YOUR TASK >>
Look through the listing and locate every line containing the word "marker"; copy those lines.
--- Begin DATA ---
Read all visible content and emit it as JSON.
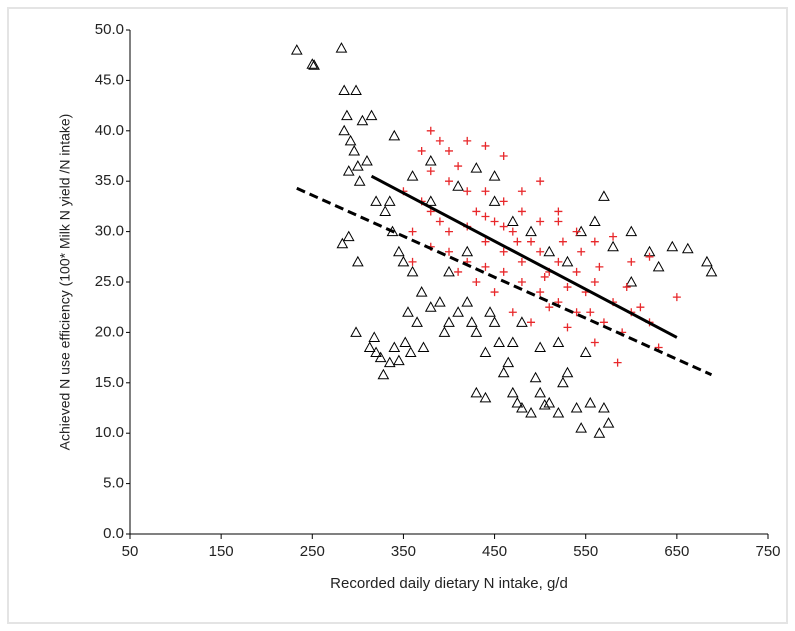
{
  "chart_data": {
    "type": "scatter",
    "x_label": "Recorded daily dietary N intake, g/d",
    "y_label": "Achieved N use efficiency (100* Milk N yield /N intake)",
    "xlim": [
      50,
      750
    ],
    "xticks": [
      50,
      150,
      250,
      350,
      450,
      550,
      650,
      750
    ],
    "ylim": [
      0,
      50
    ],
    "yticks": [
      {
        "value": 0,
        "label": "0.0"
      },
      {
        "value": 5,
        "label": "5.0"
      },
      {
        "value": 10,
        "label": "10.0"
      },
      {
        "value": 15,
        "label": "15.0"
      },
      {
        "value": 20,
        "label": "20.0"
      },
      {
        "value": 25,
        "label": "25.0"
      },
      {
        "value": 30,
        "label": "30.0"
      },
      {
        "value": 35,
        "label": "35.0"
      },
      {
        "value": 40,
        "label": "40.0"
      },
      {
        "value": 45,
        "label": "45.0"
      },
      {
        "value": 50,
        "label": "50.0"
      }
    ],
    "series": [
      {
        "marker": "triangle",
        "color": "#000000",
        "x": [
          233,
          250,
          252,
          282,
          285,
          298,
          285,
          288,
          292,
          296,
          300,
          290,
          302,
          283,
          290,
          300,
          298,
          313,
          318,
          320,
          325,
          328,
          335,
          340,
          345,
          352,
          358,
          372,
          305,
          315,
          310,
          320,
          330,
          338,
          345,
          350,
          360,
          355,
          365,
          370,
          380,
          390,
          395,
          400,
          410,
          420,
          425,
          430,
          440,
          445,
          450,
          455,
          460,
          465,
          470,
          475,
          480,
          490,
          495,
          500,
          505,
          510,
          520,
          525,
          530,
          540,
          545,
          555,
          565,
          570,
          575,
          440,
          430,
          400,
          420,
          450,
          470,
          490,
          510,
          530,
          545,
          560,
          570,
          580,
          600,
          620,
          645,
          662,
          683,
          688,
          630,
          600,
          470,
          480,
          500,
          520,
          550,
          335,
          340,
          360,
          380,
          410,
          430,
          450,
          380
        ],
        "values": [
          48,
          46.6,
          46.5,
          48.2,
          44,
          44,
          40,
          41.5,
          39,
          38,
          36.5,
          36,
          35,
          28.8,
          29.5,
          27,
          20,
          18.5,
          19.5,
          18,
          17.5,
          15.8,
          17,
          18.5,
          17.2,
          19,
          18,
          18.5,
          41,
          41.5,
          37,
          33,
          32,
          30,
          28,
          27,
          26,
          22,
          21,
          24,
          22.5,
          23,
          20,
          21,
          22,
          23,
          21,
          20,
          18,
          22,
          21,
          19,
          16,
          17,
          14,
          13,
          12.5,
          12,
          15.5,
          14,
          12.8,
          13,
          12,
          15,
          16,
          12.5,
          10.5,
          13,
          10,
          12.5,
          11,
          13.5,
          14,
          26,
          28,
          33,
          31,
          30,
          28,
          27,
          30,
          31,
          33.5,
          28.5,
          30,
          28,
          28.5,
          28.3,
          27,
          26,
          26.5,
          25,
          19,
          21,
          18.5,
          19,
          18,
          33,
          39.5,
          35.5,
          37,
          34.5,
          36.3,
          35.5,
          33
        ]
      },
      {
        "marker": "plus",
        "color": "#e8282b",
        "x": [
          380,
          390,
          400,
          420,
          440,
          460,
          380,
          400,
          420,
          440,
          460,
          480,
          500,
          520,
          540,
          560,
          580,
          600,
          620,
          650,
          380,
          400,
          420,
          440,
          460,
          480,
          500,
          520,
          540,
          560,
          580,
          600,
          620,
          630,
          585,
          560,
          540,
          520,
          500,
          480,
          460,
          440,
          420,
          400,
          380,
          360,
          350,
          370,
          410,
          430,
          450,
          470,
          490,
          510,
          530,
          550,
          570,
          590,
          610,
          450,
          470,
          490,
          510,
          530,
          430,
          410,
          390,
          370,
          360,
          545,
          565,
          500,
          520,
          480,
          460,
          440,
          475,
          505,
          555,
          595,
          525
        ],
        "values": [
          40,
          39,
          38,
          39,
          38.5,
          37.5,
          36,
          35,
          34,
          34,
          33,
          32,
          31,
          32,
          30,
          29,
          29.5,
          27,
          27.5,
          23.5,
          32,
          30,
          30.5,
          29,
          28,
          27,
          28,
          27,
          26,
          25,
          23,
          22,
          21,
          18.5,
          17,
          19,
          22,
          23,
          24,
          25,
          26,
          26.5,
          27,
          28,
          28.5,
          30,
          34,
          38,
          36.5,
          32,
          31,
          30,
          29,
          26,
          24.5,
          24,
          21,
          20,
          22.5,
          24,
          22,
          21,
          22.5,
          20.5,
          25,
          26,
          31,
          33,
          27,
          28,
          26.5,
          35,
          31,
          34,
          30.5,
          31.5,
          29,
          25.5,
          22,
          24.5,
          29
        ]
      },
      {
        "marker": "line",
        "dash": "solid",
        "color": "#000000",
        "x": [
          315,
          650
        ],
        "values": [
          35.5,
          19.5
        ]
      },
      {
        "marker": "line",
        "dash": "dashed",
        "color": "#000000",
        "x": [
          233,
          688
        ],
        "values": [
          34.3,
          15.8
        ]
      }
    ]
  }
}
--- End DATA ---
--- Begin DATA ---
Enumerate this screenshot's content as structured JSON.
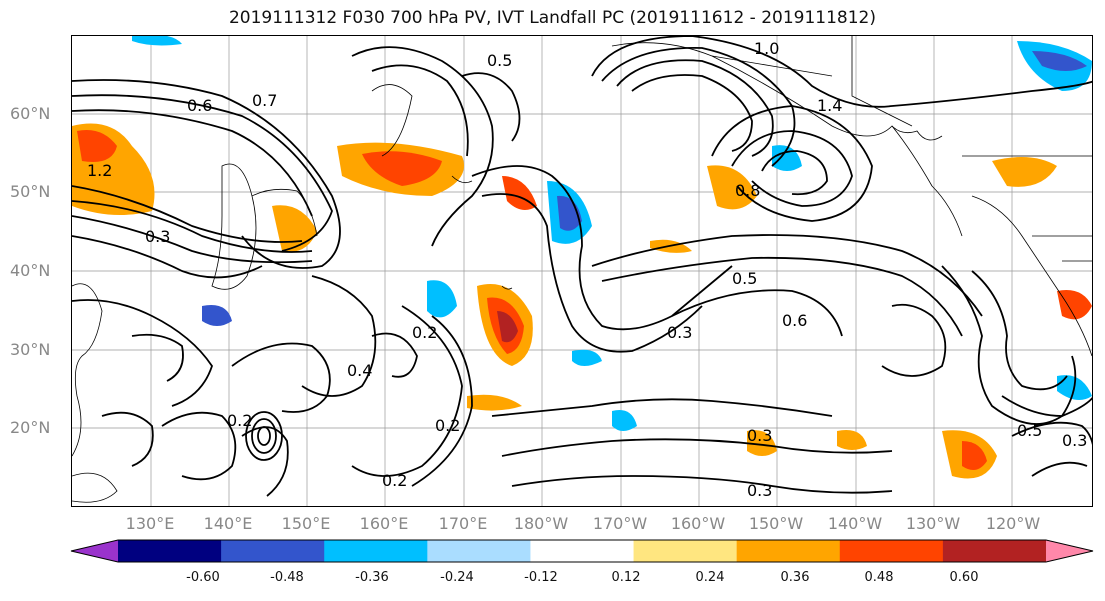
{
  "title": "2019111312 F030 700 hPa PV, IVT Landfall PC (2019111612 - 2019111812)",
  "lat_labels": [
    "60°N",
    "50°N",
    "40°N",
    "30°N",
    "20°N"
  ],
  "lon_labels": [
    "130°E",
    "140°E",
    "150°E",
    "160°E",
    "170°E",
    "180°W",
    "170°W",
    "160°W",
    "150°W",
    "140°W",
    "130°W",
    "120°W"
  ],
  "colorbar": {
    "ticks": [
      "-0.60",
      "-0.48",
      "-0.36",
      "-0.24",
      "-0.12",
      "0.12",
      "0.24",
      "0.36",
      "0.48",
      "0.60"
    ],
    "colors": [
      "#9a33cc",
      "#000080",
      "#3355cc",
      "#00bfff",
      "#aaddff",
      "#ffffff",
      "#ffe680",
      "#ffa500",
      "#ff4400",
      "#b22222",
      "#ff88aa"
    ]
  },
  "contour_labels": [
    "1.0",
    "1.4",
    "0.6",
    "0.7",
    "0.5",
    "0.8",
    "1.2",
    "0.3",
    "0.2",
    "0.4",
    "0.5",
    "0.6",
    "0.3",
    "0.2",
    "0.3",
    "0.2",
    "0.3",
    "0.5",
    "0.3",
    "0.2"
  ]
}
--- End DATA ---
ANSWER IN FULL >>
        "marker": "triangle",
        "marker": "plus",
        "marker": "line",
        "marker": "line",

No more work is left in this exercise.